* Instructions to follow *
Gather every line that includes the word "color", please.

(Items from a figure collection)
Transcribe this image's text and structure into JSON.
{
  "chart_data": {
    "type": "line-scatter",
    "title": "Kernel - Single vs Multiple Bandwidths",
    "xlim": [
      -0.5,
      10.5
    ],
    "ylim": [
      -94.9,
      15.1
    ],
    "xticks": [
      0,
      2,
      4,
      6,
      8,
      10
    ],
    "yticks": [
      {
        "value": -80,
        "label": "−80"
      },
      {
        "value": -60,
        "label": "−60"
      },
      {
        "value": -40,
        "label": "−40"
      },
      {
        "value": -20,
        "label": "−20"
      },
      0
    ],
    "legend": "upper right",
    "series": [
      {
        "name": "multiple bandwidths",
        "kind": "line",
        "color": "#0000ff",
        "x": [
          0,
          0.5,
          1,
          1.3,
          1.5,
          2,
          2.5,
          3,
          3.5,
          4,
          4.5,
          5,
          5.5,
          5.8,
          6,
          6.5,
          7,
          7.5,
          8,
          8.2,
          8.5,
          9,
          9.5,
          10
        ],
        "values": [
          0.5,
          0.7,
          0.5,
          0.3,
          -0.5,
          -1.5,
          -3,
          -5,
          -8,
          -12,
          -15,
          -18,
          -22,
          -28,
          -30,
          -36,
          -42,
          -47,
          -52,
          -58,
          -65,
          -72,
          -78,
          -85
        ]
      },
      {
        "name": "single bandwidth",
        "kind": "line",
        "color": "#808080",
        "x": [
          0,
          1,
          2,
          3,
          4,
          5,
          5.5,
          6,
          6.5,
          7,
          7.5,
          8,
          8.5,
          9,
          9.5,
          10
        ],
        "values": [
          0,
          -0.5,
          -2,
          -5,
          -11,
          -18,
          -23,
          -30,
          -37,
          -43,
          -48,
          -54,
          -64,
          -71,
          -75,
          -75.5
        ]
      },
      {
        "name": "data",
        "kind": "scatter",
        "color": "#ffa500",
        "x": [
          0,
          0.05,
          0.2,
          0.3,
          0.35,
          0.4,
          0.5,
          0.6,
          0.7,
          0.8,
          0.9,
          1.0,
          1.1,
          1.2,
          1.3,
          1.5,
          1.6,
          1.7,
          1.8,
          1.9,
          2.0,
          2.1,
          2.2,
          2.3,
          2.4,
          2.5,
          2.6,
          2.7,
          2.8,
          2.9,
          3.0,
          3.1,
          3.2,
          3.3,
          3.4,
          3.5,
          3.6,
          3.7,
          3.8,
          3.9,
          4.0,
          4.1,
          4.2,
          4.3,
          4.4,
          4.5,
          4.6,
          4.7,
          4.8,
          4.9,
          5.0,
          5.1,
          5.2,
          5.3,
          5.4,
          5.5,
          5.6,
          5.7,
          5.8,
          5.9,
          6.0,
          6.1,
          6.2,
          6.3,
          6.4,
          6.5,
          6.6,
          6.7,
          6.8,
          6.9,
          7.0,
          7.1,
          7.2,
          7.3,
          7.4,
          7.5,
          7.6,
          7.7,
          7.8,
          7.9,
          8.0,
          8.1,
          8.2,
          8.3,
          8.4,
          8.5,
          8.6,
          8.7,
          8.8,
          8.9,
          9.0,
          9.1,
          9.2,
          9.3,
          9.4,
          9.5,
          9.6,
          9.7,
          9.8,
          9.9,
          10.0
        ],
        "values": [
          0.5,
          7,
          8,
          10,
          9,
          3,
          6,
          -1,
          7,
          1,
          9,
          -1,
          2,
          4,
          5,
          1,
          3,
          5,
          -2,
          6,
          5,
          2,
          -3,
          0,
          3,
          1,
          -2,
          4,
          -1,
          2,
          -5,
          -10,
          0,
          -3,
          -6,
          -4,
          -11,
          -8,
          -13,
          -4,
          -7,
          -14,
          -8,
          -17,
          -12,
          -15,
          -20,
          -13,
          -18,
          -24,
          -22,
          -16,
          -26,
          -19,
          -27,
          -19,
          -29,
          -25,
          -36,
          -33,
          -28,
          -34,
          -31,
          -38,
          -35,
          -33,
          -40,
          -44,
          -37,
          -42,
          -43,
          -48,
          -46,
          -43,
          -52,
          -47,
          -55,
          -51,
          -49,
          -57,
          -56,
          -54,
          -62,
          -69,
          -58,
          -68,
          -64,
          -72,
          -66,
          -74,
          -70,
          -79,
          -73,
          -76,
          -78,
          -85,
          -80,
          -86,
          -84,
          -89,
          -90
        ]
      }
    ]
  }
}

* Reply *
        "color": "#0000ff",
        "color": "#808080",
        "color": "#ffa500",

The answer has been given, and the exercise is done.